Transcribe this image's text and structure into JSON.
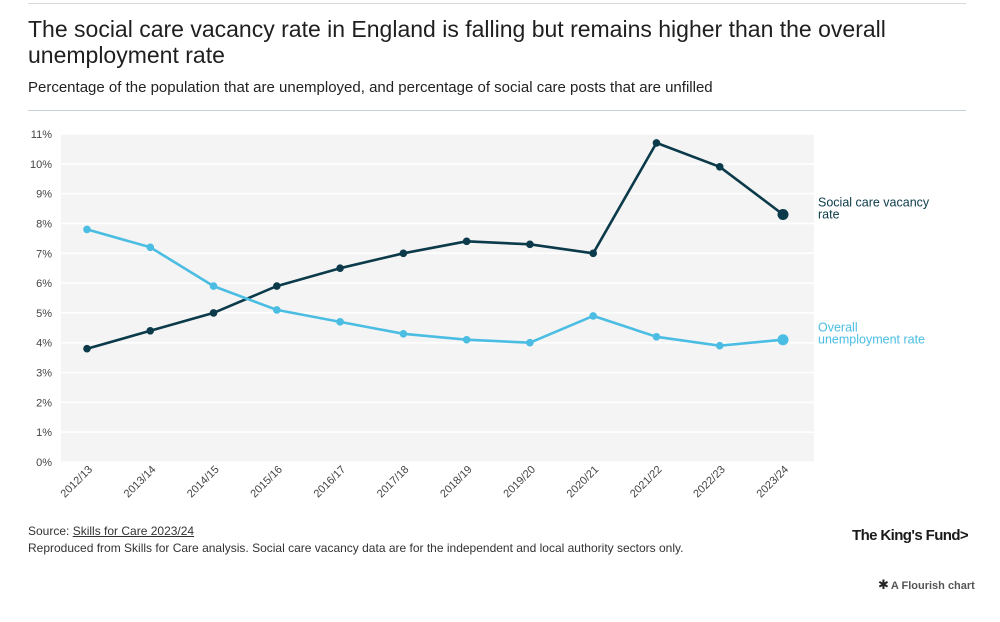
{
  "header": {
    "title": "The social care vacancy rate in England is falling but remains higher than the overall unemployment rate",
    "subtitle": "Percentage of the population that are unemployed, and percentage of social care posts that are unfilled"
  },
  "chart_data": {
    "type": "line",
    "title": "The social care vacancy rate in England is falling but remains higher than the overall unemployment rate",
    "subtitle": "Percentage of the population that are unemployed, and percentage of social care posts that are unfilled",
    "categories": [
      "2012/13",
      "2013/14",
      "2014/15",
      "2015/16",
      "2016/17",
      "2017/18",
      "2018/19",
      "2019/20",
      "2020/21",
      "2021/22",
      "2022/23",
      "2023/24"
    ],
    "y_ticks": [
      "0%",
      "1%",
      "2%",
      "3%",
      "4%",
      "5%",
      "6%",
      "7%",
      "8%",
      "9%",
      "10%",
      "11%"
    ],
    "ylim": [
      0,
      11
    ],
    "xlabel": "",
    "ylabel": "",
    "grid": true,
    "series": [
      {
        "name": "Social care vacancy rate",
        "label_lines": [
          "Social care vacancy",
          "rate"
        ],
        "color": "#0b3a4a",
        "values": [
          3.8,
          4.4,
          5.0,
          5.9,
          6.5,
          7.0,
          7.4,
          7.3,
          7.0,
          10.7,
          9.9,
          8.3
        ]
      },
      {
        "name": "Overall unemployment rate",
        "label_lines": [
          "Overall",
          "unemployment rate"
        ],
        "color": "#4bbde3",
        "values": [
          7.8,
          7.2,
          5.9,
          5.1,
          4.7,
          4.3,
          4.1,
          4.0,
          4.9,
          4.2,
          3.9,
          4.1
        ]
      }
    ]
  },
  "footer": {
    "source_prefix": "Source: ",
    "source_link": "Skills for Care 2023/24",
    "note": "Reproduced from Skills for Care analysis. Social care vacancy data are for the independent and local authority sectors only.",
    "logo": "The King's Fund>",
    "flourish": "A Flourish chart"
  }
}
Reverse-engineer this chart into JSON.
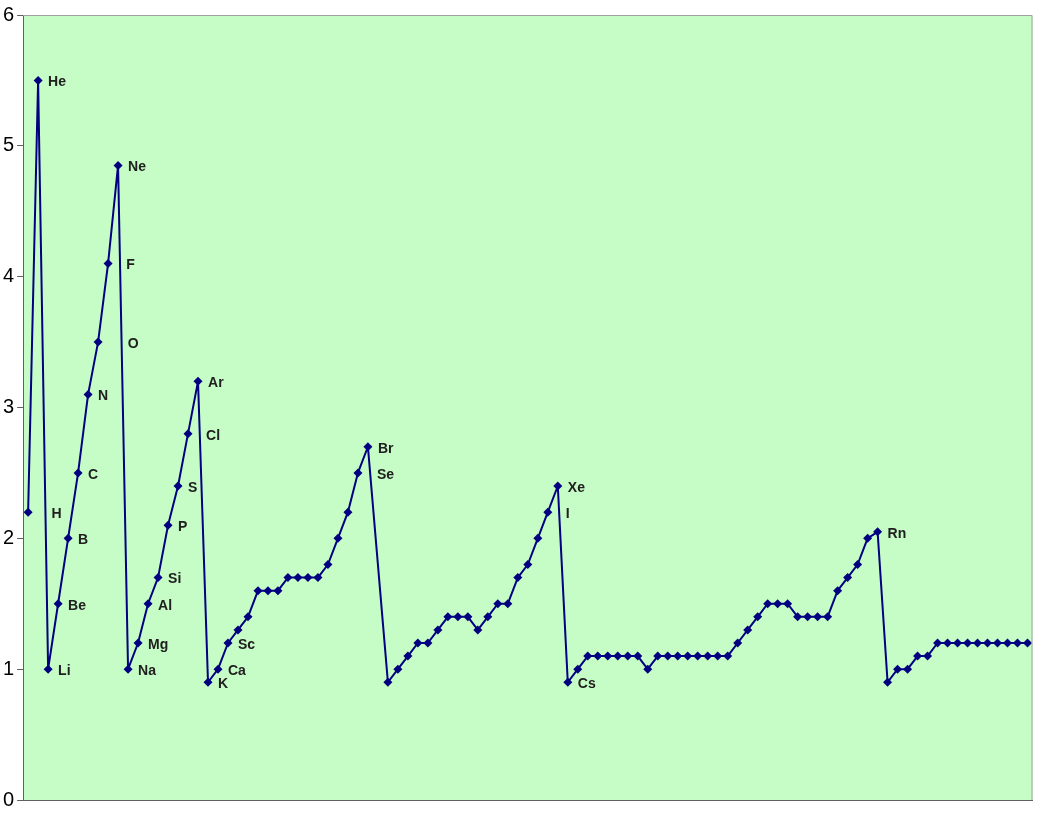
{
  "chart_data": {
    "type": "line",
    "categories": [
      null,
      null,
      null,
      null,
      null,
      null,
      null,
      null,
      null,
      null,
      null,
      null,
      null,
      null,
      null,
      null,
      null,
      null,
      null,
      null,
      null,
      null,
      null,
      null,
      null,
      null,
      null,
      null,
      null,
      null,
      null,
      null,
      null,
      null,
      null,
      null,
      null,
      null,
      null,
      null,
      null,
      null,
      null,
      null,
      null,
      null,
      null,
      null,
      null,
      null,
      null,
      null,
      null,
      null,
      null,
      null,
      null,
      null,
      null,
      null,
      null,
      null,
      null,
      null,
      null,
      null,
      null,
      null,
      null,
      null,
      null,
      null,
      null,
      null,
      null,
      null,
      null,
      null,
      null,
      null,
      null,
      null,
      null,
      null,
      null,
      null,
      null,
      null,
      null,
      null,
      null,
      null,
      null,
      null,
      null,
      null,
      null,
      null,
      null,
      null,
      null
    ],
    "values": [
      2.2,
      5.5,
      1.0,
      1.5,
      2.0,
      2.5,
      3.1,
      3.5,
      4.1,
      4.85,
      1.0,
      1.2,
      1.5,
      1.7,
      2.1,
      2.4,
      2.8,
      3.2,
      0.9,
      1.0,
      1.2,
      1.3,
      1.4,
      1.6,
      1.6,
      1.6,
      1.7,
      1.7,
      1.7,
      1.7,
      1.8,
      2.0,
      2.2,
      2.5,
      2.7,
      null,
      0.9,
      1.0,
      1.1,
      1.2,
      1.2,
      1.3,
      1.4,
      1.4,
      1.4,
      1.3,
      1.4,
      1.5,
      1.5,
      1.7,
      1.8,
      2.0,
      2.2,
      2.4,
      0.9,
      1.0,
      1.1,
      1.1,
      1.1,
      1.1,
      1.1,
      1.1,
      1.0,
      1.1,
      1.1,
      1.1,
      1.1,
      1.1,
      1.1,
      1.1,
      1.1,
      1.2,
      1.3,
      1.4,
      1.5,
      1.5,
      1.5,
      1.4,
      1.4,
      1.4,
      1.4,
      1.6,
      1.7,
      1.8,
      2.0,
      2.05,
      0.9,
      1.0,
      1.0,
      1.1,
      1.1,
      1.2,
      1.2,
      1.2,
      1.2,
      1.2,
      1.2,
      1.2,
      1.2,
      1.2,
      1.2
    ],
    "value_labels": [
      "H",
      "He",
      "Li",
      "Be",
      "B",
      "C",
      "N",
      "O",
      "F",
      "Ne",
      "Na",
      "Mg",
      "Al",
      "Si",
      "P",
      "S",
      "Cl",
      "Ar",
      "K",
      "Ca",
      "Sc",
      null,
      null,
      null,
      null,
      null,
      null,
      null,
      null,
      null,
      null,
      null,
      null,
      "Se",
      "Br",
      null,
      null,
      null,
      null,
      null,
      null,
      null,
      null,
      null,
      null,
      null,
      null,
      null,
      null,
      null,
      null,
      null,
      "I",
      "Xe",
      "Cs",
      null,
      null,
      null,
      null,
      null,
      null,
      null,
      null,
      null,
      null,
      null,
      null,
      null,
      null,
      null,
      null,
      null,
      null,
      null,
      null,
      null,
      null,
      null,
      null,
      null,
      null,
      null,
      null,
      null,
      null,
      "Rn",
      null,
      null,
      null,
      null,
      null,
      null,
      null,
      null,
      null,
      null,
      null,
      null,
      null,
      null,
      null
    ],
    "color": "#000080",
    "ylim": [
      0,
      6
    ],
    "yticks": [
      0,
      1,
      2,
      3,
      4,
      5,
      6
    ],
    "marker": "diamond",
    "line_style": "solid",
    "tick_labels": "y"
  }
}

----

→ THE PROBLEM
Drop the images and quote the entries word for word.

→ THE OUTPUT
Transcribe this image's text and structure into JSON.
{
  "header": {
    "title": "The social care vacancy rate in England is falling but remains higher than the overall unemployment rate",
    "subtitle": "Percentage of the population that are unemployed, and percentage of social care posts that are unfilled"
  },
  "chart_data": {
    "type": "line",
    "title": "The social care vacancy rate in England is falling but remains higher than the overall unemployment rate",
    "subtitle": "Percentage of the population that are unemployed, and percentage of social care posts that are unfilled",
    "categories": [
      "2012/13",
      "2013/14",
      "2014/15",
      "2015/16",
      "2016/17",
      "2017/18",
      "2018/19",
      "2019/20",
      "2020/21",
      "2021/22",
      "2022/23",
      "2023/24"
    ],
    "y_ticks": [
      "0%",
      "1%",
      "2%",
      "3%",
      "4%",
      "5%",
      "6%",
      "7%",
      "8%",
      "9%",
      "10%",
      "11%"
    ],
    "ylim": [
      0,
      11
    ],
    "xlabel": "",
    "ylabel": "",
    "grid": true,
    "series": [
      {
        "name": "Social care vacancy rate",
        "label_lines": [
          "Social care vacancy",
          "rate"
        ],
        "color": "#0b3a4a",
        "values": [
          3.8,
          4.4,
          5.0,
          5.9,
          6.5,
          7.0,
          7.4,
          7.3,
          7.0,
          10.7,
          9.9,
          8.3
        ]
      },
      {
        "name": "Overall unemployment rate",
        "label_lines": [
          "Overall",
          "unemployment rate"
        ],
        "color": "#4bbde3",
        "values": [
          7.8,
          7.2,
          5.9,
          5.1,
          4.7,
          4.3,
          4.1,
          4.0,
          4.9,
          4.2,
          3.9,
          4.1
        ]
      }
    ]
  },
  "footer": {
    "source_prefix": "Source: ",
    "source_link": "Skills for Care 2023/24",
    "note": "Reproduced from Skills for Care analysis. Social care vacancy data are for the independent and local authority sectors only.",
    "logo": "The King's Fund>",
    "flourish": "A Flourish chart"
  }
}
Reverse-engineer this chart into JSON.
{
  "chart_data": {
    "type": "line",
    "categories": [
      null,
      null,
      null,
      null,
      null,
      null,
      null,
      null,
      null,
      null,
      null,
      null,
      null,
      null,
      null,
      null,
      null,
      null,
      null,
      null,
      null,
      null,
      null,
      null,
      null,
      null,
      null,
      null,
      null,
      null,
      null,
      null,
      null,
      null,
      null,
      null,
      null,
      null,
      null,
      null,
      null,
      null,
      null,
      null,
      null,
      null,
      null,
      null,
      null,
      null,
      null,
      null,
      null,
      null,
      null,
      null,
      null,
      null,
      null,
      null,
      null,
      null,
      null,
      null,
      null,
      null,
      null,
      null,
      null,
      null,
      null,
      null,
      null,
      null,
      null,
      null,
      null,
      null,
      null,
      null,
      null,
      null,
      null,
      null,
      null,
      null,
      null,
      null,
      null,
      null,
      null,
      null,
      null,
      null,
      null,
      null,
      null,
      null,
      null,
      null,
      null
    ],
    "values": [
      2.2,
      5.5,
      1.0,
      1.5,
      2.0,
      2.5,
      3.1,
      3.5,
      4.1,
      4.85,
      1.0,
      1.2,
      1.5,
      1.7,
      2.1,
      2.4,
      2.8,
      3.2,
      0.9,
      1.0,
      1.2,
      1.3,
      1.4,
      1.6,
      1.6,
      1.6,
      1.7,
      1.7,
      1.7,
      1.7,
      1.8,
      2.0,
      2.2,
      2.5,
      2.7,
      null,
      0.9,
      1.0,
      1.1,
      1.2,
      1.2,
      1.3,
      1.4,
      1.4,
      1.4,
      1.3,
      1.4,
      1.5,
      1.5,
      1.7,
      1.8,
      2.0,
      2.2,
      2.4,
      0.9,
      1.0,
      1.1,
      1.1,
      1.1,
      1.1,
      1.1,
      1.1,
      1.0,
      1.1,
      1.1,
      1.1,
      1.1,
      1.1,
      1.1,
      1.1,
      1.1,
      1.2,
      1.3,
      1.4,
      1.5,
      1.5,
      1.5,
      1.4,
      1.4,
      1.4,
      1.4,
      1.6,
      1.7,
      1.8,
      2.0,
      2.05,
      0.9,
      1.0,
      1.0,
      1.1,
      1.1,
      1.2,
      1.2,
      1.2,
      1.2,
      1.2,
      1.2,
      1.2,
      1.2,
      1.2,
      1.2
    ],
    "value_labels": [
      "H",
      "He",
      "Li",
      "Be",
      "B",
      "C",
      "N",
      "O",
      "F",
      "Ne",
      "Na",
      "Mg",
      "Al",
      "Si",
      "P",
      "S",
      "Cl",
      "Ar",
      "K",
      "Ca",
      "Sc",
      null,
      null,
      null,
      null,
      null,
      null,
      null,
      null,
      null,
      null,
      null,
      null,
      "Se",
      "Br",
      null,
      null,
      null,
      null,
      null,
      null,
      null,
      null,
      null,
      null,
      null,
      null,
      null,
      null,
      null,
      null,
      null,
      "I",
      "Xe",
      "Cs",
      null,
      null,
      null,
      null,
      null,
      null,
      null,
      null,
      null,
      null,
      null,
      null,
      null,
      null,
      null,
      null,
      null,
      null,
      null,
      null,
      null,
      null,
      null,
      null,
      null,
      null,
      null,
      null,
      null,
      null,
      "Rn",
      null,
      null,
      null,
      null,
      null,
      null,
      null,
      null,
      null,
      null,
      null,
      null,
      null,
      null,
      null
    ],
    "color": "#000080",
    "ylim": [
      0,
      6
    ],
    "yticks": [
      0,
      1,
      2,
      3,
      4,
      5,
      6
    ],
    "marker": "diamond",
    "line_style": "solid",
    "tick_labels": "y"
  }
}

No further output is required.